■ **What to do**:
Every entry here needs to be repeated exactly.

(Raw records)
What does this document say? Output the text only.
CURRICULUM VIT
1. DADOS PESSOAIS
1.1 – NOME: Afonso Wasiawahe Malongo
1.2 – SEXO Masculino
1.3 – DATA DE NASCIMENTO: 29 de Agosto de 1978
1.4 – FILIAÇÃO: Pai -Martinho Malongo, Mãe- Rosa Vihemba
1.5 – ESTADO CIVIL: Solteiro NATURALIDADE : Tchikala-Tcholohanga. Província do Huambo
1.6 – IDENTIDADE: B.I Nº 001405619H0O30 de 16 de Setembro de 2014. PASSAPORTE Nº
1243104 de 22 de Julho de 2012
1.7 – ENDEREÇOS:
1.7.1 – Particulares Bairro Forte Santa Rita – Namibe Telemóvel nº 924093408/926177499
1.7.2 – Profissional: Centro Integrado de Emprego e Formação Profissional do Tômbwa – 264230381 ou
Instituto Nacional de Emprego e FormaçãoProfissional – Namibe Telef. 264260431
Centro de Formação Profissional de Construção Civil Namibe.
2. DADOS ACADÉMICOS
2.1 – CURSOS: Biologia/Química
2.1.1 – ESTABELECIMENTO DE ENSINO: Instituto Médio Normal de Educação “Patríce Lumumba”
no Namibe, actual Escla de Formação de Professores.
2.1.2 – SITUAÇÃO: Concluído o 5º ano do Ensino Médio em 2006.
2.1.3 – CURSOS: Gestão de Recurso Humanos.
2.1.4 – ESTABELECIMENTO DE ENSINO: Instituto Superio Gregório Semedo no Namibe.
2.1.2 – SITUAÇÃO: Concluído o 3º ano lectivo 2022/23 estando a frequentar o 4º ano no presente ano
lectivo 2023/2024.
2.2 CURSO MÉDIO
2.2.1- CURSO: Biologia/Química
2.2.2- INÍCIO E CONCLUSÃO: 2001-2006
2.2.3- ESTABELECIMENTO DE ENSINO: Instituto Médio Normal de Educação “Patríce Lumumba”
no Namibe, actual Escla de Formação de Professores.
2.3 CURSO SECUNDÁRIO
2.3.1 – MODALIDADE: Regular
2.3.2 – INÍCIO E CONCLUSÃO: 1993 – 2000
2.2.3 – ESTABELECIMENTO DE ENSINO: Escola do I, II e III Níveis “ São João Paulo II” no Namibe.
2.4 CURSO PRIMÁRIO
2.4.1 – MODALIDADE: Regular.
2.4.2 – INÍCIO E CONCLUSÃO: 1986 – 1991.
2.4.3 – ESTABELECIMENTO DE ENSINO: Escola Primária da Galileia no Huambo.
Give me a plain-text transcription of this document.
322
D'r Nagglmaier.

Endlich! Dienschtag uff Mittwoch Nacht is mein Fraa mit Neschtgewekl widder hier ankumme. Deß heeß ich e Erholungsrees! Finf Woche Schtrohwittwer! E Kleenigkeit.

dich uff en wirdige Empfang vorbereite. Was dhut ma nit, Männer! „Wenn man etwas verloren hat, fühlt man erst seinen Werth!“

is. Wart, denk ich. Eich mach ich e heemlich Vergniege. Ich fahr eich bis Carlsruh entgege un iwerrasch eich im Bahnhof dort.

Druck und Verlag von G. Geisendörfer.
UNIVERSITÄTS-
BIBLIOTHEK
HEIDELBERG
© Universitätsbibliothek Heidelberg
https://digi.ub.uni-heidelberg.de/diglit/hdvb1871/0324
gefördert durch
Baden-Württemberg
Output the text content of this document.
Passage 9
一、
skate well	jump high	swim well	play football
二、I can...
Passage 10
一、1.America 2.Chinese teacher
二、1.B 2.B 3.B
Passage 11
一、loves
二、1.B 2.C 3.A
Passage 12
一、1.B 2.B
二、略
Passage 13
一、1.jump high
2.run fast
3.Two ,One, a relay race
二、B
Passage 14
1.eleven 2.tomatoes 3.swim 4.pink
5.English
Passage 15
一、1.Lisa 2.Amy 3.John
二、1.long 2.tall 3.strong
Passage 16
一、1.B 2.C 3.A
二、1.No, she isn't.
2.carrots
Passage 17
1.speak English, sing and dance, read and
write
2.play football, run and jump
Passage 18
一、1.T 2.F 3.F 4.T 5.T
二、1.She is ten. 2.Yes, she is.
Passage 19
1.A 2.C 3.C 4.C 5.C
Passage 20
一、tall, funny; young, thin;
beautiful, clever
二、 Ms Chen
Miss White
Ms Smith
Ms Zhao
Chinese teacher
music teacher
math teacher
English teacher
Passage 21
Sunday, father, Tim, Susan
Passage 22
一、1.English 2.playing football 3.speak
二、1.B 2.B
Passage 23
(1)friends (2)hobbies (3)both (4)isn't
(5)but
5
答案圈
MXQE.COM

■ **Response**:
What does this document say? Output the text only.
CURRICULUM VIT
1. DADOS PESSOAIS
1.1 – NOME: Afonso Wasiawahe Malongo
1.2 – SEXO Masculino
1.3 – DATA DE NASCIMENTO: 29 de Agosto de 1978
1.4 – FILIAÇÃO: Pai -Martinho Malongo, Mãe- Rosa Vihemba
1.5 – ESTADO CIVIL: Solteiro NATURALIDADE : Tchikala-Tcholohanga. Província do Huambo
1.6 – IDENTIDADE: B.I Nº 001405619H0O30 de 16 de Setembro de 2014. PASSAPORTE Nº
1243104 de 22 de Julho de 2012
1.7 – ENDEREÇOS:
1.7.1 – Particulares Bairro Forte Santa Rita – Namibe Telemóvel nº 924093408/926177499
1.7.2 – Profissional: Centro Integrado de Emprego e Formação Profissional do Tômbwa – 264230381 ou
Instituto Nacional de Emprego e FormaçãoProfissional – Namibe Telef. 264260431
Centro de Formação Profissional de Construção Civil Namibe.
2. DADOS ACADÉMICOS
2.1 – CURSOS: Biologia/Química
2.1.1 – ESTABELECIMENTO DE ENSINO: Instituto Médio Normal de Educação “Patríce Lumumba”
no Namibe, actual Escla de Formação de Professores.
2.1.2 – SITUAÇÃO: Concluído o 5º ano do Ensino Médio em 2006.
2.1.3 – CURSOS: Gestão de Recurso Humanos.
2.1.4 – ESTABELECIMENTO DE ENSINO: Instituto Superio Gregório Semedo no Namibe.
2.1.2 – SITUAÇÃO: Concluído o 3º ano lectivo 2022/23 estando a frequentar o 4º ano no presente ano
lectivo 2023/2024.
2.2 CURSO MÉDIO
2.2.1- CURSO: Biologia/Química
2.2.2- INÍCIO E CONCLUSÃO: 2001-2006
2.2.3- ESTABELECIMENTO DE ENSINO: Instituto Médio Normal de Educação “Patríce Lumumba”
no Namibe, actual Escla de Formação de Professores.
2.3 CURSO SECUNDÁRIO
2.3.1 – MODALIDADE: Regular
2.3.2 – INÍCIO E CONCLUSÃO: 1993 – 2000
2.2.3 – ESTABELECIMENTO DE ENSINO: Escola do I, II e III Níveis “ São João Paulo II” no Namibe.
2.4 CURSO PRIMÁRIO
2.4.1 – MODALIDADE: Regular.
2.4.2 – INÍCIO E CONCLUSÃO: 1986 – 1991.
2.4.3 – ESTABELECIMENTO DE ENSINO: Escola Primária da Galileia no Huambo.
Give me a plain-text transcription of this document.
322
D'r Nagglmaier.

Endlich! Dienschtag uff Mittwoch Nacht is mein Fraa mit Neschtgewekl widder hier ankumme. Deß heeß ich e Erholungsrees! Finf Woche Schtrohwittwer! E Kleenigkeit.

dich uff en wirdige Empfang vorbereite. Was dhut ma nit, Männer! „Wenn man etwas verloren hat, fühlt man erst seinen Werth!“

is. Wart, denk ich. Eich mach ich e heemlich Vergniege. Ich fahr eich bis Carlsruh entgege un iwerrasch eich im Bahnhof dort.

Druck und Verlag von G. Geisendörfer.
UNIVERSITÄTS-
BIBLIOTHEK
HEIDELBERG
© Universitätsbibliothek Heidelberg
https://digi.ub.uni-heidelberg.de/diglit/hdvb1871/0324
gefördert durch
Baden-Württemberg
Output the text content of this document.
Passage 9
一、
skate well	jump high	swim well	play football
二、I can...
Passage 10
一、1.America 2.Chinese teacher
二、1.B 2.B 3.B
Passage 11
一、loves
二、1.B 2.C 3.A
Passage 12
一、1.B 2.B
二、略
Passage 13
一、1.jump high
2.run fast
3.Two ,One, a relay race
二、B
Passage 14
1.eleven 2.tomatoes 3.swim 4.pink
5.English
Passage 15
一、1.Lisa 2.Amy 3.John
二、1.long 2.tall 3.strong
Passage 16
一、1.B 2.C 3.A
二、1.No, she isn't.
2.carrots
Passage 17
1.speak English, sing and dance, read and
write
2.play football, run and jump
Passage 18
一、1.T 2.F 3.F 4.T 5.T
二、1.She is ten. 2.Yes, she is.
Passage 19
1.A 2.C 3.C 4.C 5.C
Passage 20
一、tall, funny; young, thin;
beautiful, clever
二、 Ms Chen
Miss White
Ms Smith
Ms Zhao
Chinese teacher
music teacher
math teacher
English teacher
Passage 21
Sunday, father, Tim, Susan
Passage 22
一、1.English 2.playing football 3.speak
二、1.B 2.B
Passage 23
(1)friends (2)hobbies (3)both (4)isn't
(5)but
5
答案圈
MXQE.COM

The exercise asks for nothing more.